Data provided:

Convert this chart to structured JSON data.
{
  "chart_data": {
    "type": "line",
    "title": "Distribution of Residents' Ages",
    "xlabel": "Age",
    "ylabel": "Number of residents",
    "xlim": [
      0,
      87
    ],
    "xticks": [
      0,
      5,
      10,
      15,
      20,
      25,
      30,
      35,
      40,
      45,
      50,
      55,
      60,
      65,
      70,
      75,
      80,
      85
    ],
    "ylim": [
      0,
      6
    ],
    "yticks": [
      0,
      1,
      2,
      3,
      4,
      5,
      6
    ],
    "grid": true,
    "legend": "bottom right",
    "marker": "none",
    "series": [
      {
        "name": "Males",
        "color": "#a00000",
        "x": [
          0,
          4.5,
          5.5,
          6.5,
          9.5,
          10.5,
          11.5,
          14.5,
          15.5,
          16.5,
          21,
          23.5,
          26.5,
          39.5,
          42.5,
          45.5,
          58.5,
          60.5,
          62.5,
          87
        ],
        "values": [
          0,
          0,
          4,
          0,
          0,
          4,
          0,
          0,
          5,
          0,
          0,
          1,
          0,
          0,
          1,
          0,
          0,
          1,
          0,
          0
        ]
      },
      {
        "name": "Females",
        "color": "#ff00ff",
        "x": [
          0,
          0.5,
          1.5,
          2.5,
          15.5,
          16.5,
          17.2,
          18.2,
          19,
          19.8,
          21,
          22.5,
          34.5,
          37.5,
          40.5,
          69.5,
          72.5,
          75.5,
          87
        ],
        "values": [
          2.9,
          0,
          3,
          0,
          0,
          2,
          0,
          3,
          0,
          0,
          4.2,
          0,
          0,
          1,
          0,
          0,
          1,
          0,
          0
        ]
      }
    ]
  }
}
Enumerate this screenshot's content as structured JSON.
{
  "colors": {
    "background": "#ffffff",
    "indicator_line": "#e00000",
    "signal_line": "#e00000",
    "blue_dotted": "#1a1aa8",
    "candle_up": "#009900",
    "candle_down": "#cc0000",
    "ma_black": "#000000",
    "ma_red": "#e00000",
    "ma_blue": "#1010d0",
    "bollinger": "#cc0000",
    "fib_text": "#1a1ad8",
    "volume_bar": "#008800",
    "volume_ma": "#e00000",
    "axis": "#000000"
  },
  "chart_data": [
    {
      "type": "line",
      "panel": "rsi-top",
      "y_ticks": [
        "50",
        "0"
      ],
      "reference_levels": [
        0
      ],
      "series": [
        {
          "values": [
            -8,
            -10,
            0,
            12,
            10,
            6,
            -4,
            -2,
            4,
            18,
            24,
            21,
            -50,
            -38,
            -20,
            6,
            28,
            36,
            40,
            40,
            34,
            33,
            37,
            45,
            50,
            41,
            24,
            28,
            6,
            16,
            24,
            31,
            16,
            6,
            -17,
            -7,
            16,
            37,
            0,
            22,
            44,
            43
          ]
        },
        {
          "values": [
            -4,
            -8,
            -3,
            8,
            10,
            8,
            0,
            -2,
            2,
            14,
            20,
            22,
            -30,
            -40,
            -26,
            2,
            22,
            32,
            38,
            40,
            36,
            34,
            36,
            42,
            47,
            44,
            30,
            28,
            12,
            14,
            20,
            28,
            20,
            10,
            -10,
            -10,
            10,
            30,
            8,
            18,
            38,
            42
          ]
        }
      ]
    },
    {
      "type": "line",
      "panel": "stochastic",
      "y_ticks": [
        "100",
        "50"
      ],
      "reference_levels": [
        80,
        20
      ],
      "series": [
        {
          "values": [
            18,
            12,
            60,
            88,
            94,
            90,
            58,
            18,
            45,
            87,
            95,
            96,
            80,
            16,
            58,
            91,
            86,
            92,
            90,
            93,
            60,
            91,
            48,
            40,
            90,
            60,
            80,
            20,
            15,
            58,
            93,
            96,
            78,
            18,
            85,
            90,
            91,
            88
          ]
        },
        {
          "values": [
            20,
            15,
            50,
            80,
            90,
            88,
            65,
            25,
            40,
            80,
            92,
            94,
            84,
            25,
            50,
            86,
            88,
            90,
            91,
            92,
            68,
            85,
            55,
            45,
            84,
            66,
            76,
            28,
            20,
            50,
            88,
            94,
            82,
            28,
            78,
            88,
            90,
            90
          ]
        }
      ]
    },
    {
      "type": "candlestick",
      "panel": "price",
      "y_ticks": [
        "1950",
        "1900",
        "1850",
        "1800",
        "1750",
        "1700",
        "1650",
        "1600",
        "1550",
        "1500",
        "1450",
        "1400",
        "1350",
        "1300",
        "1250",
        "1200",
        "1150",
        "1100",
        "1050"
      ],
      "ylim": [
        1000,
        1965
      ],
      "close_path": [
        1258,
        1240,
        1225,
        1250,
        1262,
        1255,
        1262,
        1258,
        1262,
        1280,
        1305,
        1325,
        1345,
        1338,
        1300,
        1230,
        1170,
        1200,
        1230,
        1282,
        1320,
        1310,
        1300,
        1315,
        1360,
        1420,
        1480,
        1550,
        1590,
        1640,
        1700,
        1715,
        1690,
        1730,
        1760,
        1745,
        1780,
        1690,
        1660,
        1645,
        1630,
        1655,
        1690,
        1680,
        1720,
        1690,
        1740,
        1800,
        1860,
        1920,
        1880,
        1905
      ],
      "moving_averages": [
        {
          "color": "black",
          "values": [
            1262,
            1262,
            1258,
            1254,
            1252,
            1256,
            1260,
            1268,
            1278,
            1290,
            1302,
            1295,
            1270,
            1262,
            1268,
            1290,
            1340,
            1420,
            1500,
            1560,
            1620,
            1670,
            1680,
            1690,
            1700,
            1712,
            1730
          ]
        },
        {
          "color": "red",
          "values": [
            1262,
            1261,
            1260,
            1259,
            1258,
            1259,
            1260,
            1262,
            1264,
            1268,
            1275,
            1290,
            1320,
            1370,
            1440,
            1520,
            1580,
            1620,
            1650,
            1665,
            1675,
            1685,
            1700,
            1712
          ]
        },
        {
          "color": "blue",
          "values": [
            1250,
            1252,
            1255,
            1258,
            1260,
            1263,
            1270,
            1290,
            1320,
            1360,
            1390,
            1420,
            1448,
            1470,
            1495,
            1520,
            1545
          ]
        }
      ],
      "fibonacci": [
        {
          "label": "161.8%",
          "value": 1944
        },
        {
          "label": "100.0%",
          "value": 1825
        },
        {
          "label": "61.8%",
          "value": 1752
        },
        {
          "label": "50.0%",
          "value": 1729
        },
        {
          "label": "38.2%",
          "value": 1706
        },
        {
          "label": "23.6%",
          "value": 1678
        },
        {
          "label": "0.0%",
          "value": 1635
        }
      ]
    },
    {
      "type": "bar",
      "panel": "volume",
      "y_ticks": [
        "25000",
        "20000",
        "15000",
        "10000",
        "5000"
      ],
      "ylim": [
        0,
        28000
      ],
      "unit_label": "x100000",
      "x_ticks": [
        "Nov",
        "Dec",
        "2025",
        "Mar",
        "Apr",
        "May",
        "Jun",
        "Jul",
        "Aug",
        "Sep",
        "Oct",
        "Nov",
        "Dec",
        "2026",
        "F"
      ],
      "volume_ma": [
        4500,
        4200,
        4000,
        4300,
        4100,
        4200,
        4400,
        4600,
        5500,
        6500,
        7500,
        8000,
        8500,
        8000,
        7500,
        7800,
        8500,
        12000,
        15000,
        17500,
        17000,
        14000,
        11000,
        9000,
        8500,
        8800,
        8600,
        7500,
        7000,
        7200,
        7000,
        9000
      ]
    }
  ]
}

Instructions for the task:
Retype each record exactly, leaving nothing out.

Solution for this task:
Convert this chart to structured JSON data.
{
  "chart_data": {
    "type": "line",
    "title": "Distribution of Residents' Ages",
    "xlabel": "Age",
    "ylabel": "Number of residents",
    "xlim": [
      0,
      87
    ],
    "xticks": [
      0,
      5,
      10,
      15,
      20,
      25,
      30,
      35,
      40,
      45,
      50,
      55,
      60,
      65,
      70,
      75,
      80,
      85
    ],
    "ylim": [
      0,
      6
    ],
    "yticks": [
      0,
      1,
      2,
      3,
      4,
      5,
      6
    ],
    "grid": true,
    "legend": "bottom right",
    "marker": "none",
    "series": [
      {
        "name": "Males",
        "color": "#a00000",
        "x": [
          0,
          4.5,
          5.5,
          6.5,
          9.5,
          10.5,
          11.5,
          14.5,
          15.5,
          16.5,
          21,
          23.5,
          26.5,
          39.5,
          42.5,
          45.5,
          58.5,
          60.5,
          62.5,
          87
        ],
        "values": [
          0,
          0,
          4,
          0,
          0,
          4,
          0,
          0,
          5,
          0,
          0,
          1,
          0,
          0,
          1,
          0,
          0,
          1,
          0,
          0
        ]
      },
      {
        "name": "Females",
        "color": "#ff00ff",
        "x": [
          0,
          0.5,
          1.5,
          2.5,
          15.5,
          16.5,
          17.2,
          18.2,
          19,
          19.8,
          21,
          22.5,
          34.5,
          37.5,
          40.5,
          69.5,
          72.5,
          75.5,
          87
        ],
        "values": [
          2.9,
          0,
          3,
          0,
          0,
          2,
          0,
          3,
          0,
          0,
          4.2,
          0,
          0,
          1,
          0,
          0,
          1,
          0,
          0
        ]
      }
    ]
  }
}
Enumerate this screenshot's content as structured JSON.
{
  "colors": {
    "background": "#ffffff",
    "indicator_line": "#e00000",
    "signal_line": "#e00000",
    "blue_dotted": "#1a1aa8",
    "candle_up": "#009900",
    "candle_down": "#cc0000",
    "ma_black": "#000000",
    "ma_red": "#e00000",
    "ma_blue": "#1010d0",
    "bollinger": "#cc0000",
    "fib_text": "#1a1ad8",
    "volume_bar": "#008800",
    "volume_ma": "#e00000",
    "axis": "#000000"
  },
  "chart_data": [
    {
      "type": "line",
      "panel": "rsi-top",
      "y_ticks": [
        "50",
        "0"
      ],
      "reference_levels": [
        0
      ],
      "series": [
        {
          "values": [
            -8,
            -10,
            0,
            12,
            10,
            6,
            -4,
            -2,
            4,
            18,
            24,
            21,
            -50,
            -38,
            -20,
            6,
            28,
            36,
            40,
            40,
            34,
            33,
            37,
            45,
            50,
            41,
            24,
            28,
            6,
            16,
            24,
            31,
            16,
            6,
            -17,
            -7,
            16,
            37,
            0,
            22,
            44,
            43
          ]
        },
        {
          "values": [
            -4,
            -8,
            -3,
            8,
            10,
            8,
            0,
            -2,
            2,
            14,
            20,
            22,
            -30,
            -40,
            -26,
            2,
            22,
            32,
            38,
            40,
            36,
            34,
            36,
            42,
            47,
            44,
            30,
            28,
            12,
            14,
            20,
            28,
            20,
            10,
            -10,
            -10,
            10,
            30,
            8,
            18,
            38,
            42
          ]
        }
      ]
    },
    {
      "type": "line",
      "panel": "stochastic",
      "y_ticks": [
        "100",
        "50"
      ],
      "reference_levels": [
        80,
        20
      ],
      "series": [
        {
          "values": [
            18,
            12,
            60,
            88,
            94,
            90,
            58,
            18,
            45,
            87,
            95,
            96,
            80,
            16,
            58,
            91,
            86,
            92,
            90,
            93,
            60,
            91,
            48,
            40,
            90,
            60,
            80,
            20,
            15,
            58,
            93,
            96,
            78,
            18,
            85,
            90,
            91,
            88
          ]
        },
        {
          "values": [
            20,
            15,
            50,
            80,
            90,
            88,
            65,
            25,
            40,
            80,
            92,
            94,
            84,
            25,
            50,
            86,
            88,
            90,
            91,
            92,
            68,
            85,
            55,
            45,
            84,
            66,
            76,
            28,
            20,
            50,
            88,
            94,
            82,
            28,
            78,
            88,
            90,
            90
          ]
        }
      ]
    },
    {
      "type": "candlestick",
      "panel": "price",
      "y_ticks": [
        "1950",
        "1900",
        "1850",
        "1800",
        "1750",
        "1700",
        "1650",
        "1600",
        "1550",
        "1500",
        "1450",
        "1400",
        "1350",
        "1300",
        "1250",
        "1200",
        "1150",
        "1100",
        "1050"
      ],
      "ylim": [
        1000,
        1965
      ],
      "close_path": [
        1258,
        1240,
        1225,
        1250,
        1262,
        1255,
        1262,
        1258,
        1262,
        1280,
        1305,
        1325,
        1345,
        1338,
        1300,
        1230,
        1170,
        1200,
        1230,
        1282,
        1320,
        1310,
        1300,
        1315,
        1360,
        1420,
        1480,
        1550,
        1590,
        1640,
        1700,
        1715,
        1690,
        1730,
        1760,
        1745,
        1780,
        1690,
        1660,
        1645,
        1630,
        1655,
        1690,
        1680,
        1720,
        1690,
        1740,
        1800,
        1860,
        1920,
        1880,
        1905
      ],
      "moving_averages": [
        {
          "color": "black",
          "values": [
            1262,
            1262,
            1258,
            1254,
            1252,
            1256,
            1260,
            1268,
            1278,
            1290,
            1302,
            1295,
            1270,
            1262,
            1268,
            1290,
            1340,
            1420,
            1500,
            1560,
            1620,
            1670,
            1680,
            1690,
            1700,
            1712,
            1730
          ]
        },
        {
          "color": "red",
          "values": [
            1262,
            1261,
            1260,
            1259,
            1258,
            1259,
            1260,
            1262,
            1264,
            1268,
            1275,
            1290,
            1320,
            1370,
            1440,
            1520,
            1580,
            1620,
            1650,
            1665,
            1675,
            1685,
            1700,
            1712
          ]
        },
        {
          "color": "blue",
          "values": [
            1250,
            1252,
            1255,
            1258,
            1260,
            1263,
            1270,
            1290,
            1320,
            1360,
            1390,
            1420,
            1448,
            1470,
            1495,
            1520,
            1545
          ]
        }
      ],
      "fibonacci": [
        {
          "label": "161.8%",
          "value": 1944
        },
        {
          "label": "100.0%",
          "value": 1825
        },
        {
          "label": "61.8%",
          "value": 1752
        },
        {
          "label": "50.0%",
          "value": 1729
        },
        {
          "label": "38.2%",
          "value": 1706
        },
        {
          "label": "23.6%",
          "value": 1678
        },
        {
          "label": "0.0%",
          "value": 1635
        }
      ]
    },
    {
      "type": "bar",
      "panel": "volume",
      "y_ticks": [
        "25000",
        "20000",
        "15000",
        "10000",
        "5000"
      ],
      "ylim": [
        0,
        28000
      ],
      "unit_label": "x100000",
      "x_ticks": [
        "Nov",
        "Dec",
        "2025",
        "Mar",
        "Apr",
        "May",
        "Jun",
        "Jul",
        "Aug",
        "Sep",
        "Oct",
        "Nov",
        "Dec",
        "2026",
        "F"
      ],
      "volume_ma": [
        4500,
        4200,
        4000,
        4300,
        4100,
        4200,
        4400,
        4600,
        5500,
        6500,
        7500,
        8000,
        8500,
        8000,
        7500,
        7800,
        8500,
        12000,
        15000,
        17500,
        17000,
        14000,
        11000,
        9000,
        8500,
        8800,
        8600,
        7500,
        7000,
        7200,
        7000,
        9000
      ]
    }
  ]
}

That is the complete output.